Task to complete:
Give all of the lines again exactly as they read.

-- Begin Exercise data --

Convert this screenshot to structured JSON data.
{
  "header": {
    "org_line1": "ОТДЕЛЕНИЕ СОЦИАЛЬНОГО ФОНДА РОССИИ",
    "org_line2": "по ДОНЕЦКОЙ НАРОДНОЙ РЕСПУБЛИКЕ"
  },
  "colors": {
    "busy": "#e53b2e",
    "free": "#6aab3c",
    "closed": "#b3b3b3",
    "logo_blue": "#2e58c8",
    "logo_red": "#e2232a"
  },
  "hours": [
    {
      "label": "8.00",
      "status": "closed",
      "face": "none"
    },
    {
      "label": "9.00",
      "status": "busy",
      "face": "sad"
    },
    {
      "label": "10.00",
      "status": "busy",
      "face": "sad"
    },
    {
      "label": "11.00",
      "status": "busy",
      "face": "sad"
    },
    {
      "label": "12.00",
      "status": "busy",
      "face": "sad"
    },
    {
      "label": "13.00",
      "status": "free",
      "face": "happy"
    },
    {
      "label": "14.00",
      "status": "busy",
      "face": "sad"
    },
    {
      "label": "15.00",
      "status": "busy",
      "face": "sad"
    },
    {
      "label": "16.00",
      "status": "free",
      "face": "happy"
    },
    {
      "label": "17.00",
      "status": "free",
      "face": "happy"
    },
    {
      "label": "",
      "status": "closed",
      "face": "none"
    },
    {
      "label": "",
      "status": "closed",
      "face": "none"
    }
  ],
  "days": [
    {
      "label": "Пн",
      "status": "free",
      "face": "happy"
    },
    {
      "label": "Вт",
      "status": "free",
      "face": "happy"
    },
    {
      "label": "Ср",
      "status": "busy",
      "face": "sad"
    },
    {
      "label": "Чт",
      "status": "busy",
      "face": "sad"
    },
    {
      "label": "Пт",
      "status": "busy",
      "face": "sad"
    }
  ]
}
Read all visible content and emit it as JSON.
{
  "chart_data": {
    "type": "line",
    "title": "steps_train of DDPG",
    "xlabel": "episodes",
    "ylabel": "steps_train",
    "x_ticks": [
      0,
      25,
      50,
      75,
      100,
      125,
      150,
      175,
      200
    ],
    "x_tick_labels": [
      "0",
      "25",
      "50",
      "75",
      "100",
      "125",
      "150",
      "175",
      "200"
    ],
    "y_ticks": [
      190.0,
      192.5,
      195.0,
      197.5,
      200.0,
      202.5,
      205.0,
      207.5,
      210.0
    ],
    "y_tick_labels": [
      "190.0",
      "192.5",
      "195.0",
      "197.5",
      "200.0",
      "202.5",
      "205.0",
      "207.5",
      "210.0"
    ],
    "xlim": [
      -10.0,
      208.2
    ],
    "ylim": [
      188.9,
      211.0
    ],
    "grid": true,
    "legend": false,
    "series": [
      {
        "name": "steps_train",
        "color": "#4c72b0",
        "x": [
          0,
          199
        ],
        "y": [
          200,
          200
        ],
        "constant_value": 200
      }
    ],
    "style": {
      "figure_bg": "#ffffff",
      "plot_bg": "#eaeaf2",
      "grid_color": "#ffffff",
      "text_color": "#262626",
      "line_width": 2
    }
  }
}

-- End Exercise data --

Complete output:
Convert this screenshot to structured JSON data.
{
  "header": {
    "org_line1": "ОТДЕЛЕНИЕ СОЦИАЛЬНОГО ФОНДА РОССИИ",
    "org_line2": "по ДОНЕЦКОЙ НАРОДНОЙ РЕСПУБЛИКЕ"
  },
  "colors": {
    "busy": "#e53b2e",
    "free": "#6aab3c",
    "closed": "#b3b3b3",
    "logo_blue": "#2e58c8",
    "logo_red": "#e2232a"
  },
  "hours": [
    {
      "label": "8.00",
      "status": "closed",
      "face": "none"
    },
    {
      "label": "9.00",
      "status": "busy",
      "face": "sad"
    },
    {
      "label": "10.00",
      "status": "busy",
      "face": "sad"
    },
    {
      "label": "11.00",
      "status": "busy",
      "face": "sad"
    },
    {
      "label": "12.00",
      "status": "busy",
      "face": "sad"
    },
    {
      "label": "13.00",
      "status": "free",
      "face": "happy"
    },
    {
      "label": "14.00",
      "status": "busy",
      "face": "sad"
    },
    {
      "label": "15.00",
      "status": "busy",
      "face": "sad"
    },
    {
      "label": "16.00",
      "status": "free",
      "face": "happy"
    },
    {
      "label": "17.00",
      "status": "free",
      "face": "happy"
    },
    {
      "label": "",
      "status": "closed",
      "face": "none"
    },
    {
      "label": "",
      "status": "closed",
      "face": "none"
    }
  ],
  "days": [
    {
      "label": "Пн",
      "status": "free",
      "face": "happy"
    },
    {
      "label": "Вт",
      "status": "free",
      "face": "happy"
    },
    {
      "label": "Ср",
      "status": "busy",
      "face": "sad"
    },
    {
      "label": "Чт",
      "status": "busy",
      "face": "sad"
    },
    {
      "label": "Пт",
      "status": "busy",
      "face": "sad"
    }
  ]
}
Read all visible content and emit it as JSON.
{
  "chart_data": {
    "type": "line",
    "title": "steps_train of DDPG",
    "xlabel": "episodes",
    "ylabel": "steps_train",
    "x_ticks": [
      0,
      25,
      50,
      75,
      100,
      125,
      150,
      175,
      200
    ],
    "x_tick_labels": [
      "0",
      "25",
      "50",
      "75",
      "100",
      "125",
      "150",
      "175",
      "200"
    ],
    "y_ticks": [
      190.0,
      192.5,
      195.0,
      197.5,
      200.0,
      202.5,
      205.0,
      207.5,
      210.0
    ],
    "y_tick_labels": [
      "190.0",
      "192.5",
      "195.0",
      "197.5",
      "200.0",
      "202.5",
      "205.0",
      "207.5",
      "210.0"
    ],
    "xlim": [
      -10.0,
      208.2
    ],
    "ylim": [
      188.9,
      211.0
    ],
    "grid": true,
    "legend": false,
    "series": [
      {
        "name": "steps_train",
        "color": "#4c72b0",
        "x": [
          0,
          199
        ],
        "y": [
          200,
          200
        ],
        "constant_value": 200
      }
    ],
    "style": {
      "figure_bg": "#ffffff",
      "plot_bg": "#eaeaf2",
      "grid_color": "#ffffff",
      "text_color": "#262626",
      "line_width": 2
    }
  }
}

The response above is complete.